Stored data entries
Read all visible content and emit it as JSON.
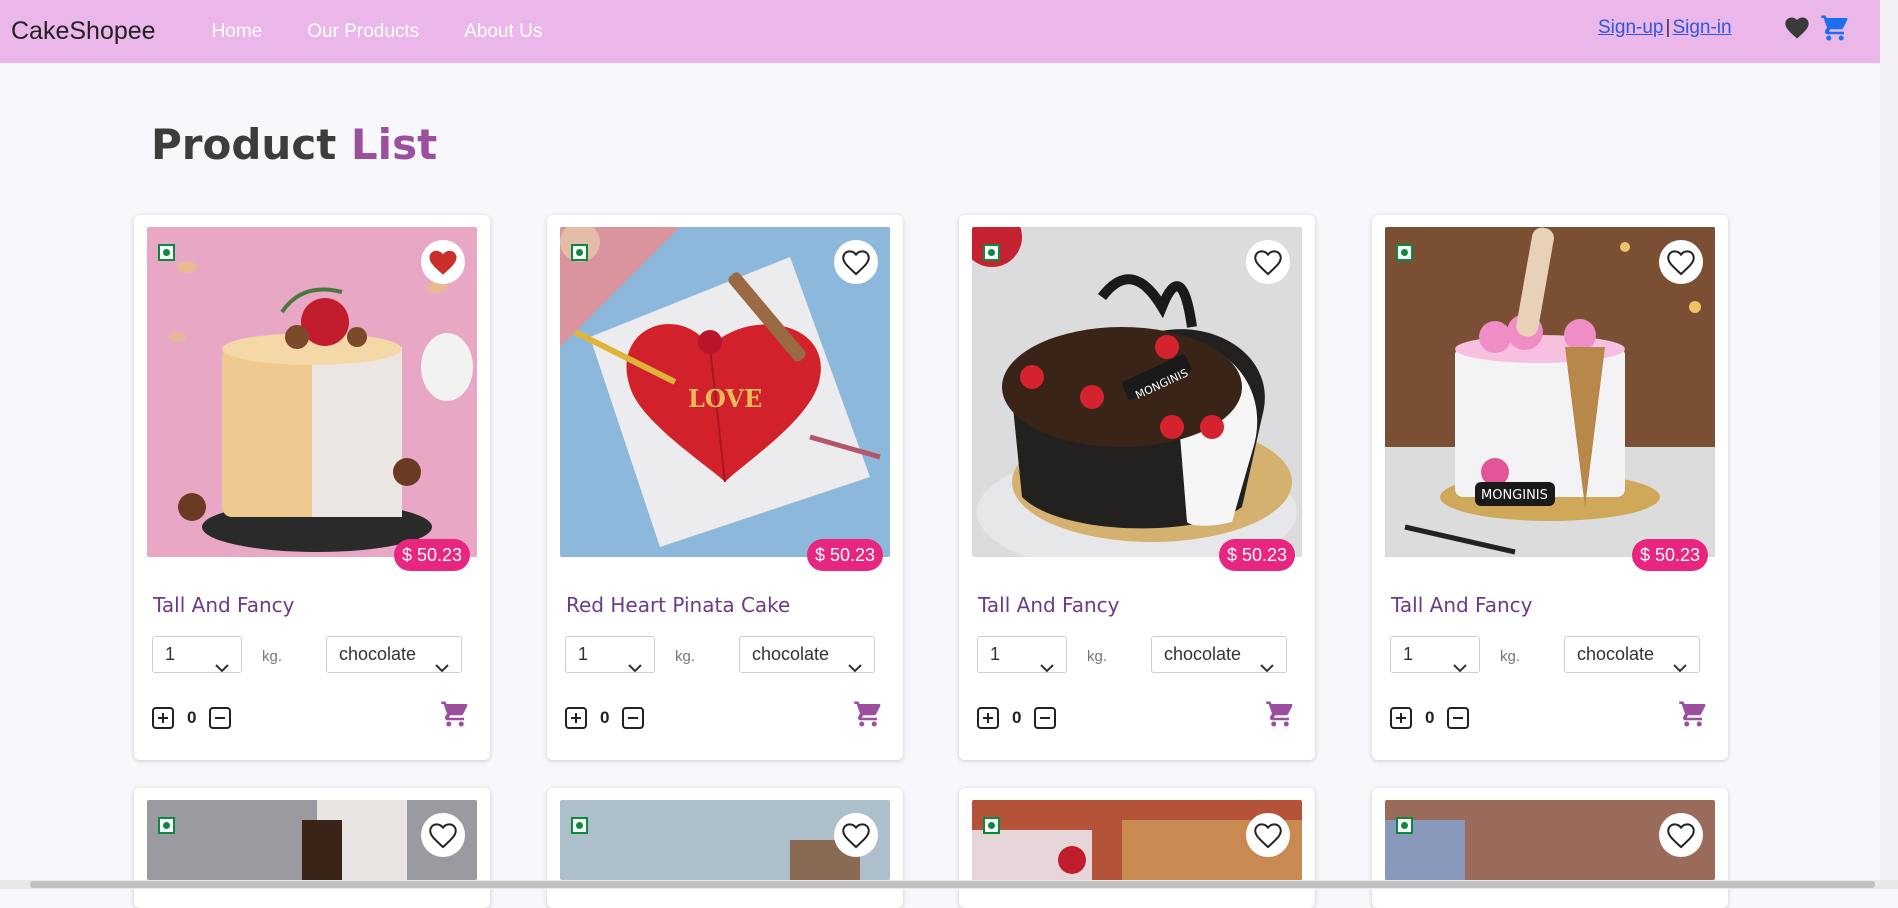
{
  "brand": "CakeShopee",
  "nav": [
    "Home",
    "Our Products",
    "About Us"
  ],
  "auth": {
    "signup": "Sign-up",
    "separator": "|",
    "signin": "Sign-in"
  },
  "title": {
    "part1": "Product ",
    "part2": "List"
  },
  "colors": {
    "navbar": "#ebb6ea",
    "accent": "#9b4f9c",
    "price_badge": "#e8267f",
    "product_name": "#6b3a8b"
  },
  "products": [
    {
      "name": "Tall And Fancy",
      "price": "$ 50.23",
      "qty": "1",
      "unit": "kg.",
      "flavor": "chocolate",
      "count": "0",
      "favorite": true
    },
    {
      "name": "Red Heart Pinata Cake",
      "price": "$ 50.23",
      "qty": "1",
      "unit": "kg.",
      "flavor": "chocolate",
      "count": "0",
      "favorite": false
    },
    {
      "name": "Tall And Fancy",
      "price": "$ 50.23",
      "qty": "1",
      "unit": "kg.",
      "flavor": "chocolate",
      "count": "0",
      "favorite": false
    },
    {
      "name": "Tall And Fancy",
      "price": "$ 50.23",
      "qty": "1",
      "unit": "kg.",
      "flavor": "chocolate",
      "count": "0",
      "favorite": false
    }
  ],
  "icons": [
    "heart-icon",
    "cart-icon",
    "veg-mark-icon",
    "plus-square-icon",
    "minus-square-icon",
    "chevron-down-icon"
  ]
}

Directions for this task: All of the data needs repeating exactly, but the pictures do not.

Correct result:
Read all visible content and emit it as JSON.
{
  "brand": "CakeShopee",
  "nav": [
    "Home",
    "Our Products",
    "About Us"
  ],
  "auth": {
    "signup": "Sign-up",
    "separator": "|",
    "signin": "Sign-in"
  },
  "title": {
    "part1": "Product ",
    "part2": "List"
  },
  "colors": {
    "navbar": "#ebb6ea",
    "accent": "#9b4f9c",
    "price_badge": "#e8267f",
    "product_name": "#6b3a8b"
  },
  "products": [
    {
      "name": "Tall And Fancy",
      "price": "$ 50.23",
      "qty": "1",
      "unit": "kg.",
      "flavor": "chocolate",
      "count": "0",
      "favorite": true
    },
    {
      "name": "Red Heart Pinata Cake",
      "price": "$ 50.23",
      "qty": "1",
      "unit": "kg.",
      "flavor": "chocolate",
      "count": "0",
      "favorite": false
    },
    {
      "name": "Tall And Fancy",
      "price": "$ 50.23",
      "qty": "1",
      "unit": "kg.",
      "flavor": "chocolate",
      "count": "0",
      "favorite": false
    },
    {
      "name": "Tall And Fancy",
      "price": "$ 50.23",
      "qty": "1",
      "unit": "kg.",
      "flavor": "chocolate",
      "count": "0",
      "favorite": false
    }
  ],
  "icons": [
    "heart-icon",
    "cart-icon",
    "veg-mark-icon",
    "plus-square-icon",
    "minus-square-icon",
    "chevron-down-icon"
  ]
}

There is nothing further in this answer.